■ **Goal**: Copy out the lines that have "title" in them.

■ **Material supplied**:
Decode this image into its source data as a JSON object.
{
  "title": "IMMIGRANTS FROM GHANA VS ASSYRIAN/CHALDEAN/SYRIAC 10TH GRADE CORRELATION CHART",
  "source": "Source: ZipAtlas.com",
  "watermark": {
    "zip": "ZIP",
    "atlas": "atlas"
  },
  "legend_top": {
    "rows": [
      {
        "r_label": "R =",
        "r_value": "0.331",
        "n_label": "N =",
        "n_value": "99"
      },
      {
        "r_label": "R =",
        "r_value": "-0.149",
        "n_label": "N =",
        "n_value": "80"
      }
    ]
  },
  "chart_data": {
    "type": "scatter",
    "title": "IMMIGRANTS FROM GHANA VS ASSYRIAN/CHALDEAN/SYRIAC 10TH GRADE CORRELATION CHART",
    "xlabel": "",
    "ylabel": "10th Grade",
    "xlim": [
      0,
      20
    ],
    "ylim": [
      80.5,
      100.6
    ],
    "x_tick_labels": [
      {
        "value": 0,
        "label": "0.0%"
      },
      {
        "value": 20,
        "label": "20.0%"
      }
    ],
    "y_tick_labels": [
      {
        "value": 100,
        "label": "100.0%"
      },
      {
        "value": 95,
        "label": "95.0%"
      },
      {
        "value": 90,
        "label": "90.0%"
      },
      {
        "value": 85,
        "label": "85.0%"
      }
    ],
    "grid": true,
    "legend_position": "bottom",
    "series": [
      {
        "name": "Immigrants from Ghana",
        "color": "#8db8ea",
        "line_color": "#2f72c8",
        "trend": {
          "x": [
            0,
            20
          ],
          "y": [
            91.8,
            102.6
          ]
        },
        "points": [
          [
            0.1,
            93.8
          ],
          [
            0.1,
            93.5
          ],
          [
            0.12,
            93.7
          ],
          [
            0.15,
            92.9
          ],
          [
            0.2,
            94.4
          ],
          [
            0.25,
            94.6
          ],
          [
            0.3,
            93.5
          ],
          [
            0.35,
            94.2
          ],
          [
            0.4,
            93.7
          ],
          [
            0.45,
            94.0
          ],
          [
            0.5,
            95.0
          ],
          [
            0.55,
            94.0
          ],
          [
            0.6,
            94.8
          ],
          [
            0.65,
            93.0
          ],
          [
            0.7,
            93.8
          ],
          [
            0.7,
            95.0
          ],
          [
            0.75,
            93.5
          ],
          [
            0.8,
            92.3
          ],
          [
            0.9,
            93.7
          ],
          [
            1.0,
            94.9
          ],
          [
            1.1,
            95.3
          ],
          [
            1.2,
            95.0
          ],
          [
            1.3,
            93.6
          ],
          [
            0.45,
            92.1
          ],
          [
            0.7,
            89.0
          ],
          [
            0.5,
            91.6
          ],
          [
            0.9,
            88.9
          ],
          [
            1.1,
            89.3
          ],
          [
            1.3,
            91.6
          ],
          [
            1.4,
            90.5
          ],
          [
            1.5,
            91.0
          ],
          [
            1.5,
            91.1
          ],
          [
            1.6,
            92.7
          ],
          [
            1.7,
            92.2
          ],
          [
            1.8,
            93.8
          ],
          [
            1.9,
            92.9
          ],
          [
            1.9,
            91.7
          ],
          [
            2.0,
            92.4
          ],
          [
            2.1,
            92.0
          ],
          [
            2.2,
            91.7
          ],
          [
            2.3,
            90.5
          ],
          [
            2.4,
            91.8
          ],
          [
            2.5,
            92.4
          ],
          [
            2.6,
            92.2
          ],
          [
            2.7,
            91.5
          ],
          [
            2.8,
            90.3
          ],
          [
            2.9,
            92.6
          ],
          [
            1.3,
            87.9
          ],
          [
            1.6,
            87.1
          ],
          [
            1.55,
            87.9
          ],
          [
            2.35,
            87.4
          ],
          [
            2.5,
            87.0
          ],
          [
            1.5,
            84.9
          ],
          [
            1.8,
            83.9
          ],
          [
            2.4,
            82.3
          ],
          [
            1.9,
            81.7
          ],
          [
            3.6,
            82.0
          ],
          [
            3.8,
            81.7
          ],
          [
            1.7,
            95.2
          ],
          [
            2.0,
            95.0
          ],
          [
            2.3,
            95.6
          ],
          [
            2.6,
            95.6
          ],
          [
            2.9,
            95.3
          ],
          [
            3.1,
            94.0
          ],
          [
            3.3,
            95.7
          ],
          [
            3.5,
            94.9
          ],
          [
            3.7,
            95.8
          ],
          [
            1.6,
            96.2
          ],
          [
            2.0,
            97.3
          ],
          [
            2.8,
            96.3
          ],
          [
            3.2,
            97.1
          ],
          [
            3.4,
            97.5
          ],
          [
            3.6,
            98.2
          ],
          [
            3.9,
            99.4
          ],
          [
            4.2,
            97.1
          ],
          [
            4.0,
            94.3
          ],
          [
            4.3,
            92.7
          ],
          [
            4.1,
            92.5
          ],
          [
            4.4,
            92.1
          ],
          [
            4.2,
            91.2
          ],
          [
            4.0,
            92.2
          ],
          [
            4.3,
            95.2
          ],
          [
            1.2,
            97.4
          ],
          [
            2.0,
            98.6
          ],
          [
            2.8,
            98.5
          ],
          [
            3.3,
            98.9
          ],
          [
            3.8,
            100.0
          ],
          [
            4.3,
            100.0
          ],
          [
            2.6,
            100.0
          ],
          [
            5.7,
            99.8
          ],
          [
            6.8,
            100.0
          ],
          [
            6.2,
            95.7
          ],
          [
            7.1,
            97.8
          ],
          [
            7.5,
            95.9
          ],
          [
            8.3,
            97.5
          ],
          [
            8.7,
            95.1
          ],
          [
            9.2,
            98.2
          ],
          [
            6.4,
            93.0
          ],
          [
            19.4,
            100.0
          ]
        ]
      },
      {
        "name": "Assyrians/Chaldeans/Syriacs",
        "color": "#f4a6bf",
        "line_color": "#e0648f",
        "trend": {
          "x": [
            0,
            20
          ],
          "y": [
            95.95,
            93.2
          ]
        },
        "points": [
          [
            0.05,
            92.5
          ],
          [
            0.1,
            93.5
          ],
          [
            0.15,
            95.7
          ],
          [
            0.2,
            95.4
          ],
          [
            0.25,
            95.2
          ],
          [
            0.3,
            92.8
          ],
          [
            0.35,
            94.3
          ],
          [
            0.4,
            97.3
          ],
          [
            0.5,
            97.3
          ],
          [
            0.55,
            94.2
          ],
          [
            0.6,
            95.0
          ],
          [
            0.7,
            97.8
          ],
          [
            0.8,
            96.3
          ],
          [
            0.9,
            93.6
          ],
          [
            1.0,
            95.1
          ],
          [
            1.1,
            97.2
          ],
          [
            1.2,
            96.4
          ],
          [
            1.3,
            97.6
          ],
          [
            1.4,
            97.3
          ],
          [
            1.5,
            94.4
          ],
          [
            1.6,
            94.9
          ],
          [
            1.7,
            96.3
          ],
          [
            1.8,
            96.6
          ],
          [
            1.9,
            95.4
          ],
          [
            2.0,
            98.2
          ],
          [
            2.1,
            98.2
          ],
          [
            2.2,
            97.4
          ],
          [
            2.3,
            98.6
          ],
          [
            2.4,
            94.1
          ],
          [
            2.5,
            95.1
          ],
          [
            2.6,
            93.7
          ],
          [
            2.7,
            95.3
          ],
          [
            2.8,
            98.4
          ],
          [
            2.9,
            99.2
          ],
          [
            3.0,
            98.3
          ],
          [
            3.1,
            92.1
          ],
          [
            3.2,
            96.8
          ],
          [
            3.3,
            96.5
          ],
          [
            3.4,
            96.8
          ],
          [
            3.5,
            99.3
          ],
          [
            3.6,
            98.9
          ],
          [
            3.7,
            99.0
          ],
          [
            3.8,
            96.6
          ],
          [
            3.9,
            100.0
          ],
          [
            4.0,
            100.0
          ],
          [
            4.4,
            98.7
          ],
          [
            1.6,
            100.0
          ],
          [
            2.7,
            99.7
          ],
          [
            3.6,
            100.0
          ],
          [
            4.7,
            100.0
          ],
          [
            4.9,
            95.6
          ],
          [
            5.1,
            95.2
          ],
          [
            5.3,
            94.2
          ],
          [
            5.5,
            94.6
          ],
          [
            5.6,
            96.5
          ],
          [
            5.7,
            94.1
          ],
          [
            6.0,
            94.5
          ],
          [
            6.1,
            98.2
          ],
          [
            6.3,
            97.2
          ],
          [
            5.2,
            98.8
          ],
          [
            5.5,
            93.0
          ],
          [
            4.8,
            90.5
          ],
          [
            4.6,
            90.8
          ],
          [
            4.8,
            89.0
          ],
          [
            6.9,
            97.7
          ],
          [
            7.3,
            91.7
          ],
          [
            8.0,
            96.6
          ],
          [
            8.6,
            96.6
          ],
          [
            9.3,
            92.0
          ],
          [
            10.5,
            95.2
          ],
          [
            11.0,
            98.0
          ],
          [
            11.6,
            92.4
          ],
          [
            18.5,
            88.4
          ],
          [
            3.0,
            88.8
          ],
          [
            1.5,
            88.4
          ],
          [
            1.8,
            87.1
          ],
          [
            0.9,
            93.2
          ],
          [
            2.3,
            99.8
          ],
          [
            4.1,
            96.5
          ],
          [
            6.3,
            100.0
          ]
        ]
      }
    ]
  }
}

■ **Written solution**:
  "title": "IMMIGRANTS FROM GHANA VS ASSYRIAN/CHALDEAN/SYRIAC 10TH GRADE CORRELATION CHART",
    "title": "IMMIGRANTS FROM GHANA VS ASSYRIAN/CHALDEAN/SYRIAC 10TH GRADE CORRELATION CHART",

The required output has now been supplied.